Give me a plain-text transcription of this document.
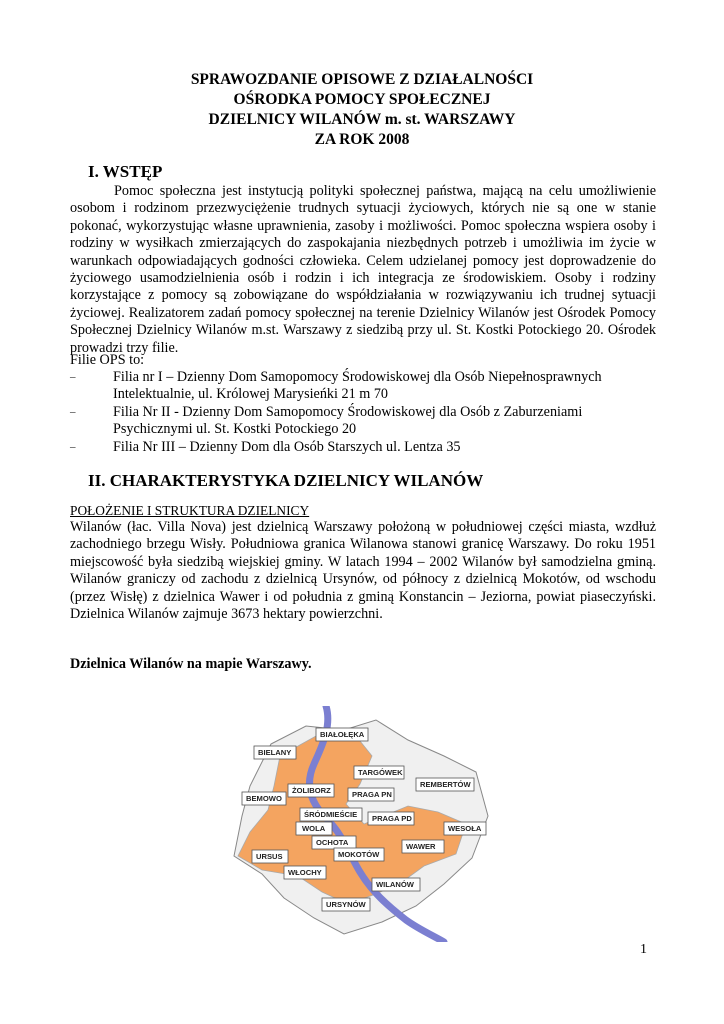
SPRAWOZDANIE OPISOWE Z DZIAŁALNOŚCI
OŚRODKA POMOCY SPOŁECZNEJ
DZIELNICY WILANÓW m. st. WARSZAWY
ZA ROK 2008
I. WSTĘP
Pomoc społeczna jest instytucją polityki społecznej państwa, mającą na celu umożliwienie osobom i rodzinom przezwyciężenie trudnych sytuacji życiowych, których nie są one w stanie pokonać, wykorzystując własne uprawnienia, zasoby i możliwości. Pomoc społeczna wspiera osoby i rodziny w wysiłkach zmierzających do zaspokajania niezbędnych potrzeb i umożliwia im życie w warunkach odpowiadających godności człowieka. Celem udzielanej pomocy jest doprowadzenie do życiowego usamodzielnienia osób i rodzin i ich integracja ze środowiskiem. Osoby i rodziny korzystające z pomocy są zobowiązane do współdziałania w rozwiązywaniu ich trudnej sytuacji życiowej. Realizatorem zadań pomocy społecznej na terenie Dzielnicy Wilanów jest Ośrodek Pomocy Społecznej Dzielnicy Wilanów m.st. Warszawy z siedzibą przy ul. St. Kostki Potockiego 20. Ośrodek prowadzi trzy filie.
Filie OPS to:
–	Filia nr I – Dzienny Dom Samopomocy Środowiskowej dla Osób Niepełnosprawnych Intelektualnie, ul. Królowej Marysieńki 21 m 70
–	Filia Nr II - Dzienny Dom Samopomocy Środowiskowej dla Osób z Zaburzeniami Psychicznymi ul. St. Kostki Potockiego 20
–	Filia Nr III – Dzienny Dom dla Osób Starszych ul. Lentza 35
II. CHARAKTERYSTYKA DZIELNICY WILANÓW
POŁOŻENIE I STRUKTURA DZIELNICY
Wilanów (łac. Villa Nova) jest dzielnicą Warszawy położoną w południowej części miasta, wzdłuż zachodniego brzegu Wisły. Południowa granica Wilanowa stanowi granicę Warszawy. Do roku 1951 miejscowość była siedzibą wiejskiej gminy. W latach 1994 – 2002 Wilanów był samodzielna gminą. Wilanów graniczy od zachodu z dzielnicą Ursynów, od północy z dzielnicą Mokotów, od wschodu (przez Wisłę) z dzielnica Wawer i od południa z gminą Konstancin – Jeziorna, powiat piaseczyński. Dzielnica Wilanów zajmuje 3673 hektary powierzchni.
Dzielnica Wilanów na mapie Warszawy.
BIAŁOŁĘKA
BIELANY
TARGÓWEK
REMBERTÓW
ŻOLIBORZ	PRAGA PN
BEMOWO
ŚRÓDMIEŚCIE PRAGA PD
WOLA	WESOŁA
OCHOTA
URSUS	MOKOTÓW
WAWER
WŁOCHY
WILANÓW
URSYNÓW
1
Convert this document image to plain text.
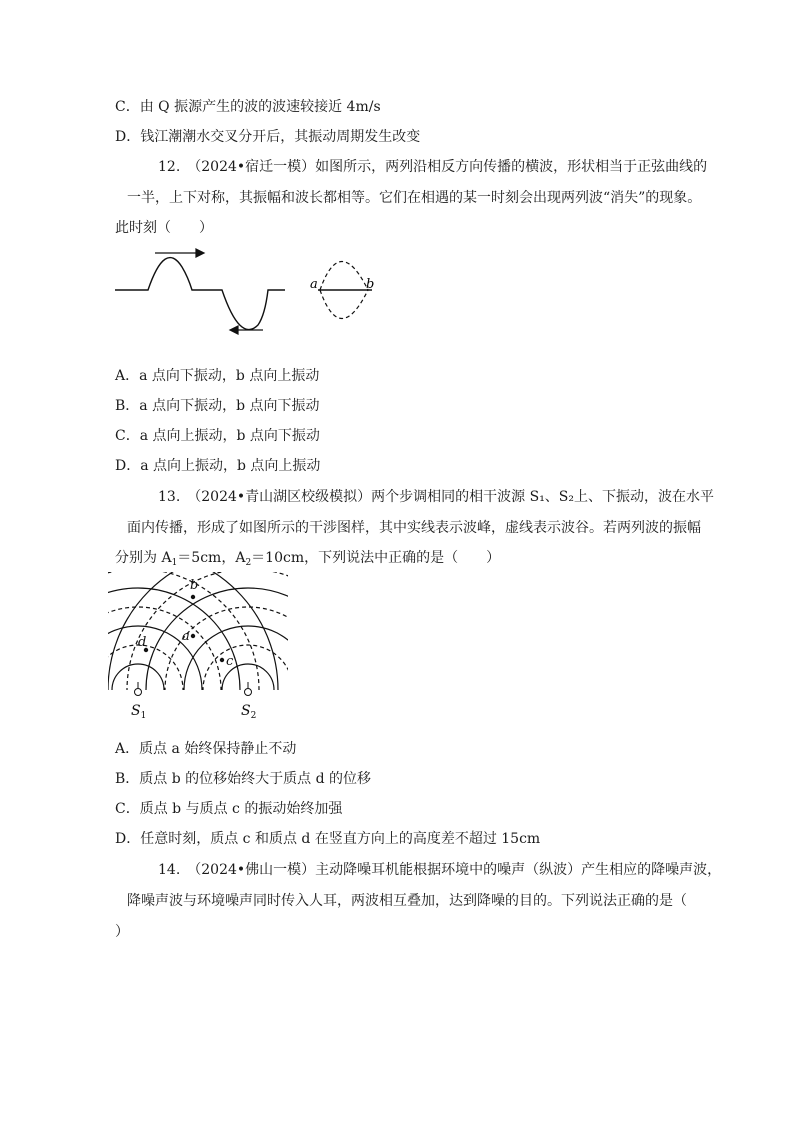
C．由 Q 振源产生的波的波速较接近 4m/s
D．钱江潮潮水交叉分开后，其振动周期发生改变
12.　（2024•宿迁一模）如图所示，两列沿相反方向传播的横波，形状相当于正弦曲线的
一半，上下对称，其振幅和波长都相等。它们在相遇的某一时刻会出现两列波“消失”的现象。
此时刻（　　）
a	b
A．a 点向下振动，b 点向上振动
B．a 点向下振动，b 点向下振动
C．a 点向上振动，b 点向下振动
D．a 点向上振动，b 点向上振动
13.　（2024•青山湖区校级模拟）两个步调相同的相干波源 S₁、S₂上、下振动，波在水平
面内传播，形成了如图所示的干涉图样，其中实线表示波峰，虚线表示波谷。若两列波的振幅
分别为 $A_1=5cm$，$A_2=10cm$，下列说法中正确的是（　　）
b
a
d
c
$S_1$	$S_2$
A．质点 a 始终保持静止不动
B．质点 b 的位移始终大于质点 d 的位移
C．质点 b 与质点 c 的振动始终加强
D．任意时刻，质点 c 和质点 d 在竖直方向上的高度差不超过 15cm
14.　（2024•佛山一模）主动降噪耳机能根据环境中的噪声（纵波）产生相应的降噪声波，
降噪声波与环境噪声同时传入人耳，两波相互叠加，达到降噪的目的。下列说法正确的是（
）
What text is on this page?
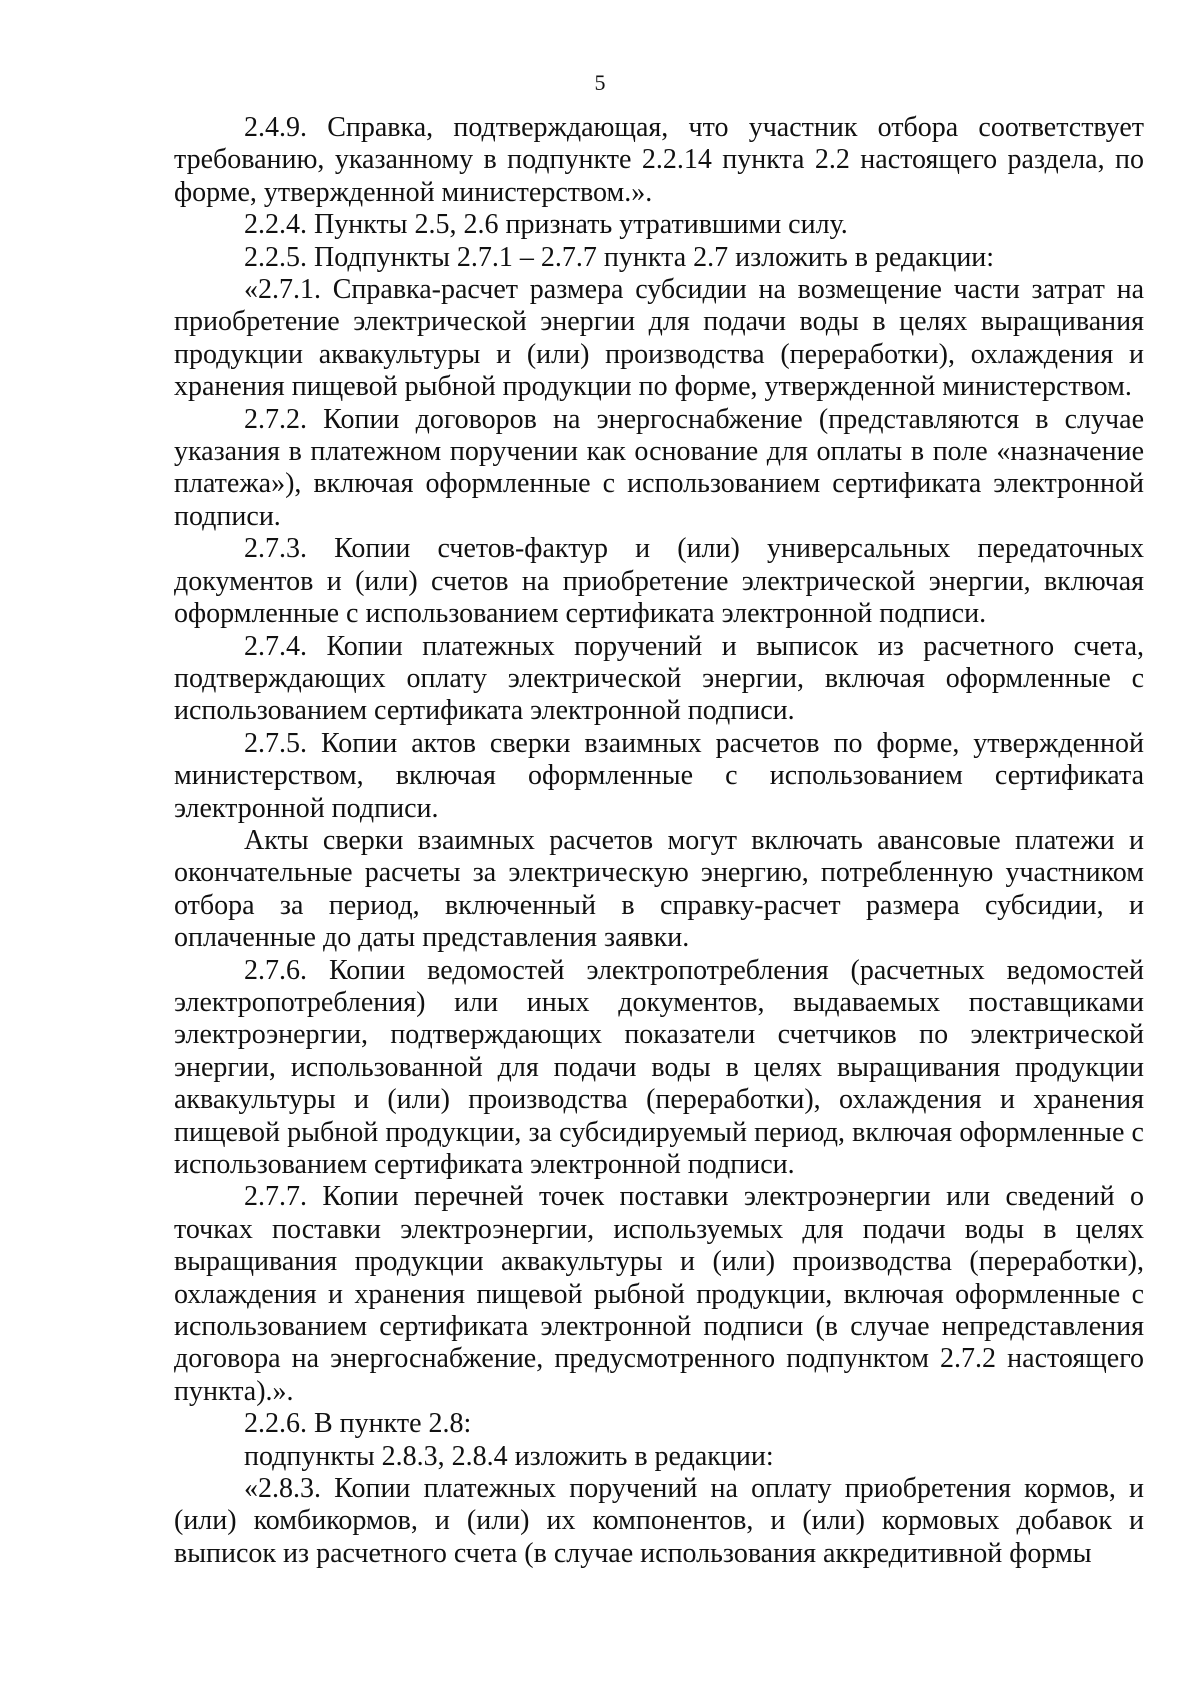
5

2.4.9. Справка, подтверждающая, что участник отбора соответствует требованию, указанному в подпункте 2.2.14 пункта 2.2 настоящего раздела, по форме, утвержденной министерством.».

2.2.4. Пункты 2.5, 2.6 признать утратившими силу.

2.2.5. Подпункты 2.7.1 – 2.7.7 пункта 2.7 изложить в редакции:

«2.7.1. Справка-расчет размера субсидии на возмещение части затрат на приобретение электрической энергии для подачи воды в целях выращивания продукции аквакультуры и (или) производства (переработки), охлаждения и хранения пищевой рыбной продукции по форме, утвержденной министерством.

2.7.2. Копии договоров на энергоснабжение (представляются в случае указания в платежном поручении как основание для оплаты в поле «назначение платежа»), включая оформленные с использованием сертификата электронной подписи.

2.7.3. Копии счетов-фактур и (или) универсальных передаточных документов и (или) счетов на приобретение электрической энергии, включая оформленные с использованием сертификата электронной подписи.

2.7.4. Копии платежных поручений и выписок из расчетного счета, подтверждающих оплату электрической энергии, включая оформленные с использованием сертификата электронной подписи.

2.7.5. Копии актов сверки взаимных расчетов по форме, утвержденной министерством, включая оформленные с использованием сертификата электронной подписи.

Акты сверки взаимных расчетов могут включать авансовые платежи и окончательные расчеты за электрическую энергию, потребленную участником отбора за период, включенный в справку-расчет размера субсидии, и оплаченные до даты представления заявки.

2.7.6. Копии ведомостей электропотребления (расчетных ведомостей электропотребления) или иных документов, выдаваемых поставщиками электроэнергии, подтверждающих показатели счетчиков по электрической энергии, использованной для подачи воды в целях выращивания продукции аквакультуры и (или) производства (переработки), охлаждения и хранения пищевой рыбной продукции, за субсидируемый период, включая оформленные с использованием сертификата электронной подписи.

2.7.7. Копии перечней точек поставки электроэнергии или сведений о точках поставки электроэнергии, используемых для подачи воды в целях выращивания продукции аквакультуры и (или) производства (переработки), охлаждения и хранения пищевой рыбной продукции, включая оформленные с использованием сертификата электронной подписи (в случае непредставления договора на энергоснабжение, предусмотренного подпунктом 2.7.2 настоящего пункта).».

2.2.6. В пункте 2.8:

подпункты 2.8.3, 2.8.4 изложить в редакции:

«2.8.3. Копии платежных поручений на оплату приобретения кормов, и (или) комбикормов, и (или) их компонентов, и (или) кормовых добавок и выписок из расчетного счета (в случае использования аккредитивной формы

OBJECTIVE |
From the listing above, collect every line that mentions the word "Dzielnica".

EXERCISE OUTPUT |
Wilanów (łac. Villa Nova) jest dzielnicą Warszawy położoną w południowej części miasta, wzdłuż zachodniego brzegu Wisły. Południowa granica Wilanowa stanowi granicę Warszawy. Do roku 1951 miejscowość była siedzibą wiejskiej gminy. W latach 1994 – 2002 Wilanów był samodzielna gminą. Wilanów graniczy od zachodu z dzielnicą Ursynów, od północy z dzielnicą Mokotów, od wschodu (przez Wisłę) z dzielnica Wawer i od południa z gminą Konstancin – Jeziorna, powiat piaseczyński. Dzielnica Wilanów zajmuje 3673 hektary powierzchni.
Dzielnica Wilanów na mapie Warszawy.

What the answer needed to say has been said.